--- START ---
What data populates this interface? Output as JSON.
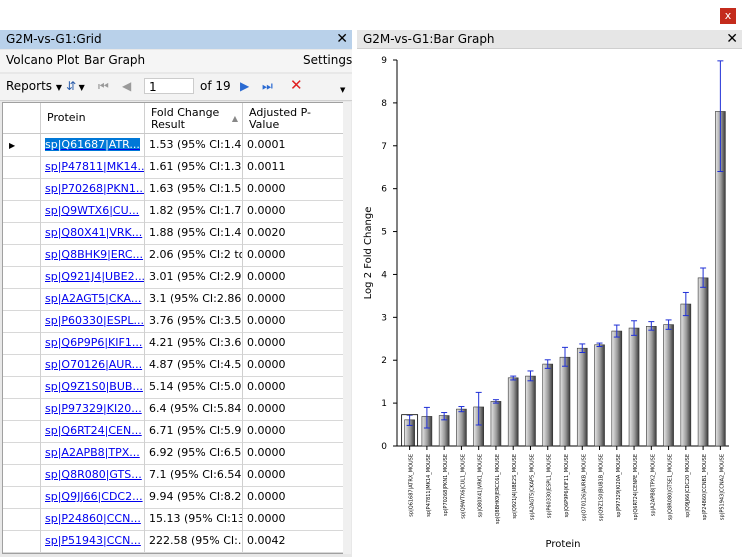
{
  "window": {
    "close_glyph": "x"
  },
  "left_panel": {
    "title": "G2M-vs-G1:Grid",
    "close_glyph": "✕",
    "menu": [
      "Volcano Plot",
      "Bar Graph",
      "Settings"
    ],
    "toolbar": {
      "reports_label": "Reports",
      "page_value": "1",
      "page_of": "of 19"
    },
    "columns": [
      "Protein",
      "Fold Change Result",
      "Adjusted P-Value"
    ],
    "rows": [
      {
        "protein": "sp|Q61687|ATR...",
        "fold": "1.53 (95% CI:1.4...",
        "p": "0.0001"
      },
      {
        "protein": "sp|P47811|MK14...",
        "fold": "1.61 (95% CI:1.3...",
        "p": "0.0011"
      },
      {
        "protein": "sp|P70268|PKN1...",
        "fold": "1.63 (95% CI:1.5...",
        "p": "0.0000"
      },
      {
        "protein": "sp|Q9WTX6|CU...",
        "fold": "1.82 (95% CI:1.7...",
        "p": "0.0000"
      },
      {
        "protein": "sp|Q80X41|VRK...",
        "fold": "1.88 (95% CI:1.4...",
        "p": "0.0020"
      },
      {
        "protein": "sp|Q8BHK9|ERC...",
        "fold": "2.06 (95% CI:2 to...",
        "p": "0.0000"
      },
      {
        "protein": "sp|Q921J4|UBE2...",
        "fold": "3.01 (95% CI:2.9...",
        "p": "0.0000"
      },
      {
        "protein": "sp|A2AGT5|CKA...",
        "fold": "3.1 (95% CI:2.86 ...",
        "p": "0.0000"
      },
      {
        "protein": "sp|P60330|ESPL...",
        "fold": "3.76 (95% CI:3.5...",
        "p": "0.0000"
      },
      {
        "protein": "sp|Q6P9P6|KIF1...",
        "fold": "4.21 (95% CI:3.6...",
        "p": "0.0000"
      },
      {
        "protein": "sp|O70126|AUR...",
        "fold": "4.87 (95% CI:4.5...",
        "p": "0.0000"
      },
      {
        "protein": "sp|Q9Z1S0|BUB...",
        "fold": "5.14 (95% CI:5.0...",
        "p": "0.0000"
      },
      {
        "protein": "sp|P97329|KI20...",
        "fold": "6.4 (95% CI:5.84 ...",
        "p": "0.0000"
      },
      {
        "protein": "sp|Q6RT24|CEN...",
        "fold": "6.71 (95% CI:5.9...",
        "p": "0.0000"
      },
      {
        "protein": "sp|A2APB8|TPX...",
        "fold": "6.92 (95% CI:6.5...",
        "p": "0.0000"
      },
      {
        "protein": "sp|Q8R080|GTS...",
        "fold": "7.1 (95% CI:6.54 ...",
        "p": "0.0000"
      },
      {
        "protein": "sp|Q9JJ66|CDC2...",
        "fold": "9.94 (95% CI:8.2...",
        "p": "0.0000"
      },
      {
        "protein": "sp|P24860|CCN...",
        "fold": "15.13 (95% CI:13...",
        "p": "0.0000"
      },
      {
        "protein": "sp|P51943|CCN...",
        "fold": "222.58 (95% CI:...",
        "p": "0.0042"
      }
    ]
  },
  "right_panel": {
    "title": "G2M-vs-G1:Bar Graph",
    "close_glyph": "✕"
  },
  "chart_data": {
    "type": "bar",
    "title": "",
    "xlabel": "Protein",
    "ylabel": "Log 2 Fold Change",
    "ylim": [
      0,
      9
    ],
    "yticks": [
      0,
      1,
      2,
      3,
      4,
      5,
      6,
      7,
      8,
      9
    ],
    "categories": [
      "sp|Q61687|ATRX_MOUSE",
      "sp|P47811|MK14_MOUSE",
      "sp|P70268|PKN1_MOUSE",
      "sp|Q9WTX6|CUL1_MOUSE",
      "sp|Q80X41|VRK1_MOUSE",
      "sp|Q8BHK9|ERCC6L_MOUSE",
      "sp|Q921J4|UBE2S_MOUSE",
      "sp|A2AGT5|CKAP5_MOUSE",
      "sp|P60330|ESPL1_MOUSE",
      "sp|Q6P9P6|KIF11_MOUSE",
      "sp|O70126|AURKB_MOUSE",
      "sp|Q9Z1S0|BUB1B_MOUSE",
      "sp|P97329|KI20A_MOUSE",
      "sp|Q6RT24|CENPE_MOUSE",
      "sp|A2APB8|TPX2_MOUSE",
      "sp|Q8R080|GTSE1_MOUSE",
      "sp|Q9JJ66|CDC20_MOUSE",
      "sp|P24860|CCNB1_MOUSE",
      "sp|P51943|CCNA2_MOUSE"
    ],
    "values": [
      0.61,
      0.69,
      0.71,
      0.86,
      0.91,
      1.04,
      1.59,
      1.63,
      1.91,
      2.07,
      2.28,
      2.36,
      2.68,
      2.75,
      2.79,
      2.83,
      3.31,
      3.92,
      7.8
    ],
    "err_low": [
      0.48,
      0.42,
      0.61,
      0.8,
      0.49,
      1.0,
      1.54,
      1.52,
      1.81,
      1.86,
      2.18,
      2.32,
      2.54,
      2.58,
      2.7,
      2.72,
      3.04,
      3.7,
      6.4
    ],
    "err_high": [
      0.72,
      0.9,
      0.78,
      0.92,
      1.25,
      1.08,
      1.63,
      1.75,
      2.01,
      2.3,
      2.38,
      2.4,
      2.82,
      2.92,
      2.9,
      2.94,
      3.58,
      4.15,
      8.98
    ],
    "legend": "none",
    "grid": false
  }
}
--- END ---
Copy the data above line for line, skipping every picture.

What data populates this interface? Output as JSON.
{
  "window": {
    "close_glyph": "x"
  },
  "left_panel": {
    "title": "G2M-vs-G1:Grid",
    "close_glyph": "✕",
    "menu": [
      "Volcano Plot",
      "Bar Graph",
      "Settings"
    ],
    "toolbar": {
      "reports_label": "Reports",
      "page_value": "1",
      "page_of": "of 19"
    },
    "columns": [
      "Protein",
      "Fold Change Result",
      "Adjusted P-Value"
    ],
    "rows": [
      {
        "protein": "sp|Q61687|ATR...",
        "fold": "1.53 (95% CI:1.4...",
        "p": "0.0001"
      },
      {
        "protein": "sp|P47811|MK14...",
        "fold": "1.61 (95% CI:1.3...",
        "p": "0.0011"
      },
      {
        "protein": "sp|P70268|PKN1...",
        "fold": "1.63 (95% CI:1.5...",
        "p": "0.0000"
      },
      {
        "protein": "sp|Q9WTX6|CU...",
        "fold": "1.82 (95% CI:1.7...",
        "p": "0.0000"
      },
      {
        "protein": "sp|Q80X41|VRK...",
        "fold": "1.88 (95% CI:1.4...",
        "p": "0.0020"
      },
      {
        "protein": "sp|Q8BHK9|ERC...",
        "fold": "2.06 (95% CI:2 to...",
        "p": "0.0000"
      },
      {
        "protein": "sp|Q921J4|UBE2...",
        "fold": "3.01 (95% CI:2.9...",
        "p": "0.0000"
      },
      {
        "protein": "sp|A2AGT5|CKA...",
        "fold": "3.1 (95% CI:2.86 ...",
        "p": "0.0000"
      },
      {
        "protein": "sp|P60330|ESPL...",
        "fold": "3.76 (95% CI:3.5...",
        "p": "0.0000"
      },
      {
        "protein": "sp|Q6P9P6|KIF1...",
        "fold": "4.21 (95% CI:3.6...",
        "p": "0.0000"
      },
      {
        "protein": "sp|O70126|AUR...",
        "fold": "4.87 (95% CI:4.5...",
        "p": "0.0000"
      },
      {
        "protein": "sp|Q9Z1S0|BUB...",
        "fold": "5.14 (95% CI:5.0...",
        "p": "0.0000"
      },
      {
        "protein": "sp|P97329|KI20...",
        "fold": "6.4 (95% CI:5.84 ...",
        "p": "0.0000"
      },
      {
        "protein": "sp|Q6RT24|CEN...",
        "fold": "6.71 (95% CI:5.9...",
        "p": "0.0000"
      },
      {
        "protein": "sp|A2APB8|TPX...",
        "fold": "6.92 (95% CI:6.5...",
        "p": "0.0000"
      },
      {
        "protein": "sp|Q8R080|GTS...",
        "fold": "7.1 (95% CI:6.54 ...",
        "p": "0.0000"
      },
      {
        "protein": "sp|Q9JJ66|CDC2...",
        "fold": "9.94 (95% CI:8.2...",
        "p": "0.0000"
      },
      {
        "protein": "sp|P24860|CCN...",
        "fold": "15.13 (95% CI:13...",
        "p": "0.0000"
      },
      {
        "protein": "sp|P51943|CCN...",
        "fold": "222.58 (95% CI:...",
        "p": "0.0042"
      }
    ]
  },
  "right_panel": {
    "title": "G2M-vs-G1:Bar Graph",
    "close_glyph": "✕"
  },
  "chart_data": {
    "type": "bar",
    "title": "",
    "xlabel": "Protein",
    "ylabel": "Log 2 Fold Change",
    "ylim": [
      0,
      9
    ],
    "yticks": [
      0,
      1,
      2,
      3,
      4,
      5,
      6,
      7,
      8,
      9
    ],
    "categories": [
      "sp|Q61687|ATRX_MOUSE",
      "sp|P47811|MK14_MOUSE",
      "sp|P70268|PKN1_MOUSE",
      "sp|Q9WTX6|CUL1_MOUSE",
      "sp|Q80X41|VRK1_MOUSE",
      "sp|Q8BHK9|ERCC6L_MOUSE",
      "sp|Q921J4|UBE2S_MOUSE",
      "sp|A2AGT5|CKAP5_MOUSE",
      "sp|P60330|ESPL1_MOUSE",
      "sp|Q6P9P6|KIF11_MOUSE",
      "sp|O70126|AURKB_MOUSE",
      "sp|Q9Z1S0|BUB1B_MOUSE",
      "sp|P97329|KI20A_MOUSE",
      "sp|Q6RT24|CENPE_MOUSE",
      "sp|A2APB8|TPX2_MOUSE",
      "sp|Q8R080|GTSE1_MOUSE",
      "sp|Q9JJ66|CDC20_MOUSE",
      "sp|P24860|CCNB1_MOUSE",
      "sp|P51943|CCNA2_MOUSE"
    ],
    "values": [
      0.61,
      0.69,
      0.71,
      0.86,
      0.91,
      1.04,
      1.59,
      1.63,
      1.91,
      2.07,
      2.28,
      2.36,
      2.68,
      2.75,
      2.79,
      2.83,
      3.31,
      3.92,
      7.8
    ],
    "err_low": [
      0.48,
      0.42,
      0.61,
      0.8,
      0.49,
      1.0,
      1.54,
      1.52,
      1.81,
      1.86,
      2.18,
      2.32,
      2.54,
      2.58,
      2.7,
      2.72,
      3.04,
      3.7,
      6.4
    ],
    "err_high": [
      0.72,
      0.9,
      0.78,
      0.92,
      1.25,
      1.08,
      1.63,
      1.75,
      2.01,
      2.3,
      2.38,
      2.4,
      2.82,
      2.92,
      2.9,
      2.94,
      3.58,
      4.15,
      8.98
    ],
    "legend": "none",
    "grid": false
  }
}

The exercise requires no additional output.